*YOUR TASK*
Omit the pictures, then reproduce every remaining record exactly.
══════════════════════════════
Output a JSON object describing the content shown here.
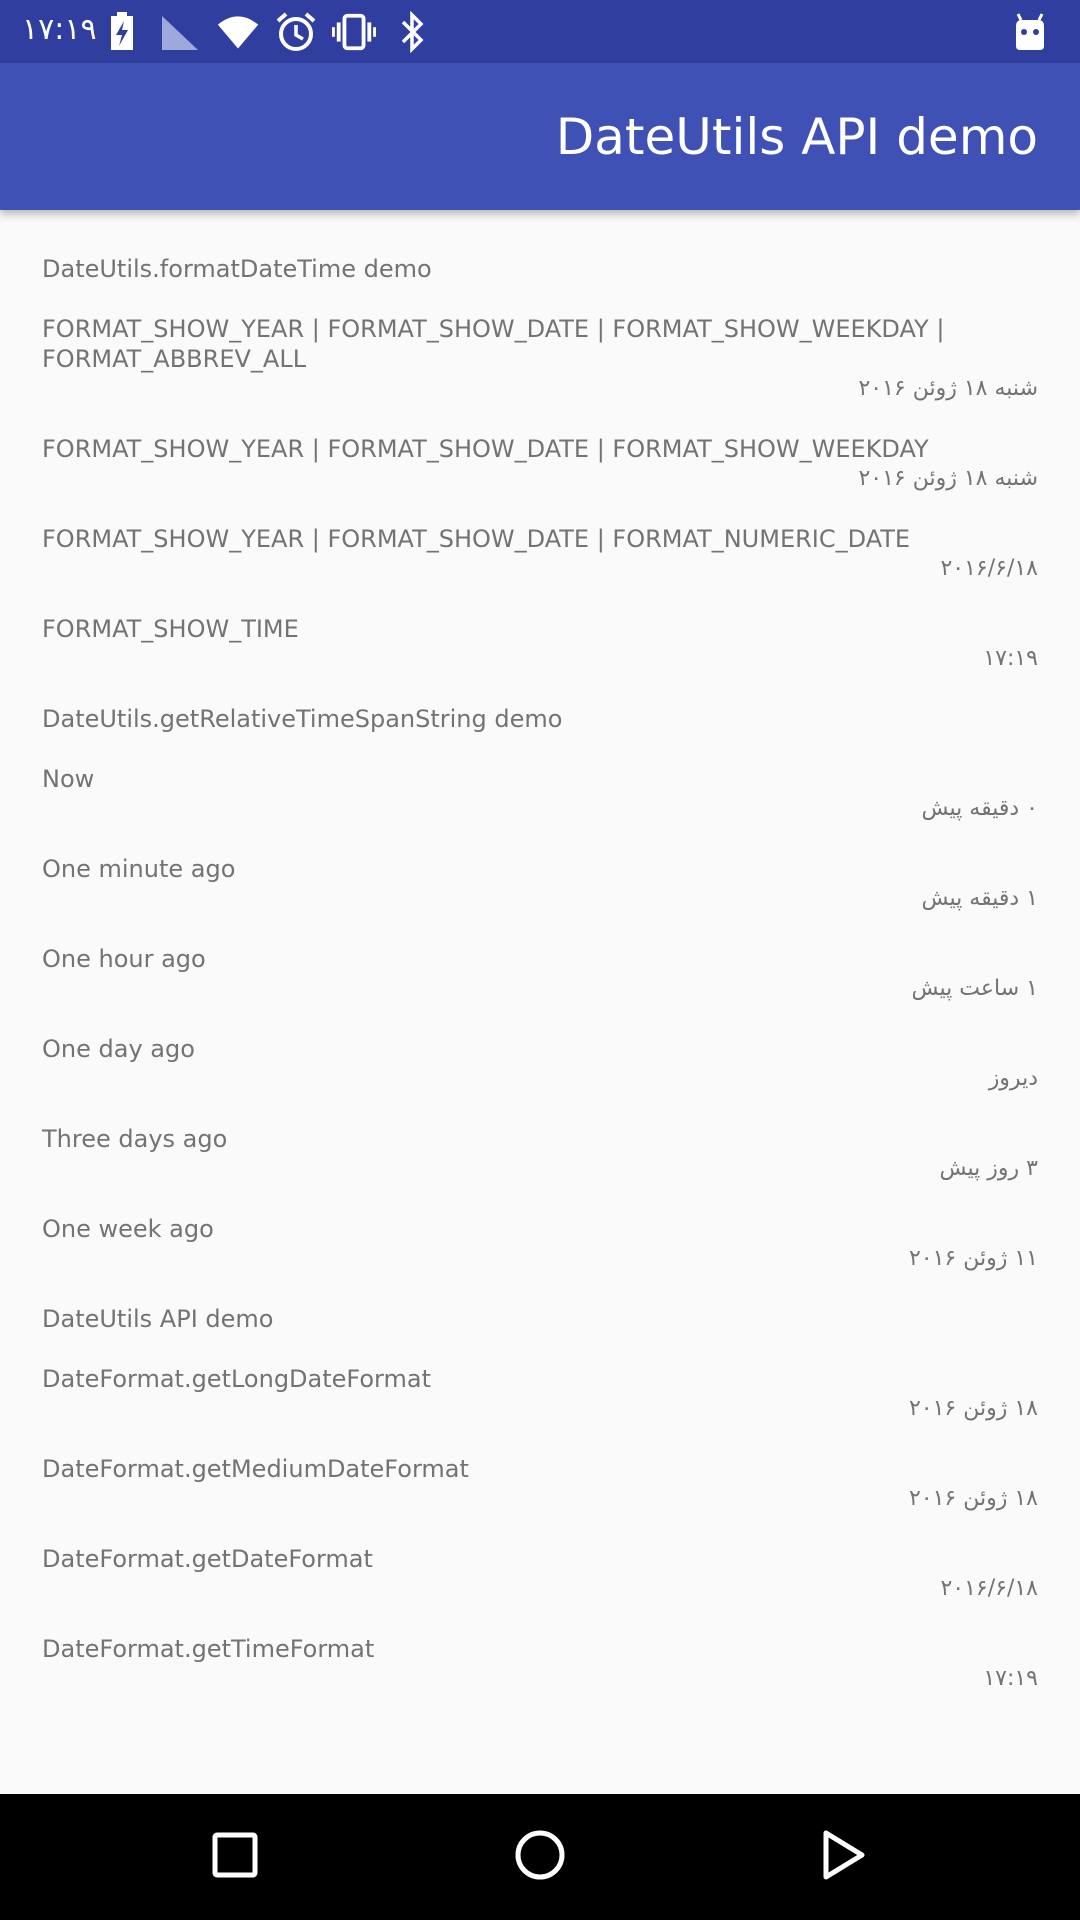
{
  "status_bar": {
    "time": "۱۷:۱۹",
    "icons": [
      "battery-charging-icon",
      "cell-signal-icon",
      "wifi-icon",
      "alarm-icon",
      "vibrate-icon",
      "bluetooth-icon",
      "android-debug-icon"
    ]
  },
  "app_bar": {
    "title": "DateUtils API demo"
  },
  "sections": {
    "format_header": "DateUtils.formatDateTime demo",
    "relative_header": "DateUtils.getRelativeTimeSpanString demo",
    "api_header": "DateUtils API demo"
  },
  "format_rows": [
    {
      "label": "FORMAT_SHOW_YEAR | FORMAT_SHOW_DATE | FORMAT_SHOW_WEEKDAY |\nFORMAT_ABBREV_ALL",
      "value": "شنبه ۱۸ ژوئن ۲۰۱۶"
    },
    {
      "label": "FORMAT_SHOW_YEAR | FORMAT_SHOW_DATE | FORMAT_SHOW_WEEKDAY",
      "value": "شنبه ۱۸ ژوئن ۲۰۱۶"
    },
    {
      "label": "FORMAT_SHOW_YEAR | FORMAT_SHOW_DATE | FORMAT_NUMERIC_DATE",
      "value": "۲۰۱۶/۶/۱۸"
    },
    {
      "label": "FORMAT_SHOW_TIME",
      "value": "۱۷:۱۹"
    }
  ],
  "relative_rows": [
    {
      "label": "Now",
      "value": "۰ دقیقه پیش"
    },
    {
      "label": "One minute ago",
      "value": "۱ دقیقه پیش"
    },
    {
      "label": "One hour ago",
      "value": "۱ ساعت پیش"
    },
    {
      "label": "One day ago",
      "value": "دیروز"
    },
    {
      "label": "Three days ago",
      "value": "۳ روز پیش"
    },
    {
      "label": "One week ago",
      "value": "۱۱ ژوئن ۲۰۱۶"
    }
  ],
  "api_rows": [
    {
      "label": "DateFormat.getLongDateFormat",
      "value": "۱۸ ژوئن ۲۰۱۶"
    },
    {
      "label": "DateFormat.getMediumDateFormat",
      "value": "۱۸ ژوئن ۲۰۱۶"
    },
    {
      "label": "DateFormat.getDateFormat",
      "value": "۲۰۱۶/۶/۱۸"
    },
    {
      "label": "DateFormat.getTimeFormat",
      "value": "۱۷:۱۹"
    }
  ],
  "nav_bar": {
    "buttons": [
      "recents-square-icon",
      "home-circle-icon",
      "back-triangle-icon"
    ]
  }
}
══════════════════════════════
*SOLVED EXERCISE*
Output a JSON object describing the content shown here.
{
  "status_bar": {
    "time": "۱۷:۱۹",
    "icons": [
      "battery-charging-icon",
      "cell-signal-icon",
      "wifi-icon",
      "alarm-icon",
      "vibrate-icon",
      "bluetooth-icon",
      "android-debug-icon"
    ]
  },
  "app_bar": {
    "title": "DateUtils API demo"
  },
  "sections": {
    "format_header": "DateUtils.formatDateTime demo",
    "relative_header": "DateUtils.getRelativeTimeSpanString demo",
    "api_header": "DateUtils API demo"
  },
  "format_rows": [
    {
      "label": "FORMAT_SHOW_YEAR | FORMAT_SHOW_DATE | FORMAT_SHOW_WEEKDAY |\nFORMAT_ABBREV_ALL",
      "value": "شنبه ۱۸ ژوئن ۲۰۱۶"
    },
    {
      "label": "FORMAT_SHOW_YEAR | FORMAT_SHOW_DATE | FORMAT_SHOW_WEEKDAY",
      "value": "شنبه ۱۸ ژوئن ۲۰۱۶"
    },
    {
      "label": "FORMAT_SHOW_YEAR | FORMAT_SHOW_DATE | FORMAT_NUMERIC_DATE",
      "value": "۲۰۱۶/۶/۱۸"
    },
    {
      "label": "FORMAT_SHOW_TIME",
      "value": "۱۷:۱۹"
    }
  ],
  "relative_rows": [
    {
      "label": "Now",
      "value": "۰ دقیقه پیش"
    },
    {
      "label": "One minute ago",
      "value": "۱ دقیقه پیش"
    },
    {
      "label": "One hour ago",
      "value": "۱ ساعت پیش"
    },
    {
      "label": "One day ago",
      "value": "دیروز"
    },
    {
      "label": "Three days ago",
      "value": "۳ روز پیش"
    },
    {
      "label": "One week ago",
      "value": "۱۱ ژوئن ۲۰۱۶"
    }
  ],
  "api_rows": [
    {
      "label": "DateFormat.getLongDateFormat",
      "value": "۱۸ ژوئن ۲۰۱۶"
    },
    {
      "label": "DateFormat.getMediumDateFormat",
      "value": "۱۸ ژوئن ۲۰۱۶"
    },
    {
      "label": "DateFormat.getDateFormat",
      "value": "۲۰۱۶/۶/۱۸"
    },
    {
      "label": "DateFormat.getTimeFormat",
      "value": "۱۷:۱۹"
    }
  ],
  "nav_bar": {
    "buttons": [
      "recents-square-icon",
      "home-circle-icon",
      "back-triangle-icon"
    ]
  }
}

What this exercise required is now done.